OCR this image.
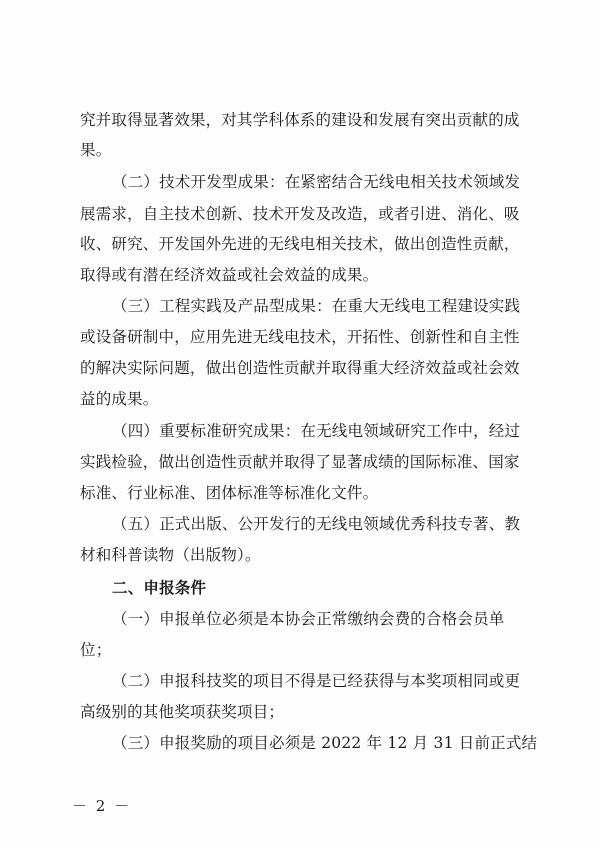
究并取得显著效果，对其学科体系的建设和发展有突出贡献的成
果。
（二）技术开发型成果：在紧密结合无线电相关技术领域发
展需求，自主技术创新、技术开发及改造，或者引进、消化、吸
收、研究、开发国外先进的无线电相关技术，做出创造性贡献，
取得或有潜在经济效益或社会效益的成果。
（三）工程实践及产品型成果：在重大无线电工程建设实践
或设备研制中，应用先进无线电技术，开拓性、创新性和自主性
的解决实际问题，做出创造性贡献并取得重大经济效益或社会效
益的成果。
（四）重要标准研究成果：在无线电领域研究工作中，经过
实践检验，做出创造性贡献并取得了显著成绩的国际标准、国家
标准、行业标准、团体标准等标准化文件。
（五）正式出版、公开发行的无线电领域优秀科技专著、教
材和科普读物（出版物）。
二、申报条件
（一）申报单位必须是本协会正常缴纳会费的合格会员单
位；
（二）申报科技奖的项目不得是已经获得与本奖项相同或更
高级别的其他奖项获奖项目；
（三）申报奖励的项目必须是 2022 年 12 月 31 日前正式结
－ 2 －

★ ★ ★ ★

■ **Exercise task**
Give the entries again word for word, but skip the pictures.

■ **Written reply**
OCR this image.
究并取得显著效果，对其学科体系的建设和发展有突出贡献的成
果。
（二）技术开发型成果：在紧密结合无线电相关技术领域发
展需求，自主技术创新、技术开发及改造，或者引进、消化、吸
收、研究、开发国外先进的无线电相关技术，做出创造性贡献，
取得或有潜在经济效益或社会效益的成果。
（三）工程实践及产品型成果：在重大无线电工程建设实践
或设备研制中，应用先进无线电技术，开拓性、创新性和自主性
的解决实际问题，做出创造性贡献并取得重大经济效益或社会效
益的成果。
（四）重要标准研究成果：在无线电领域研究工作中，经过
实践检验，做出创造性贡献并取得了显著成绩的国际标准、国家
标准、行业标准、团体标准等标准化文件。
（五）正式出版、公开发行的无线电领域优秀科技专著、教
材和科普读物（出版物）。
二、申报条件
（一）申报单位必须是本协会正常缴纳会费的合格会员单
位；
（二）申报科技奖的项目不得是已经获得与本奖项相同或更
高级别的其他奖项获奖项目；
（三）申报奖励的项目必须是 2022 年 12 月 31 日前正式结
－ 2 －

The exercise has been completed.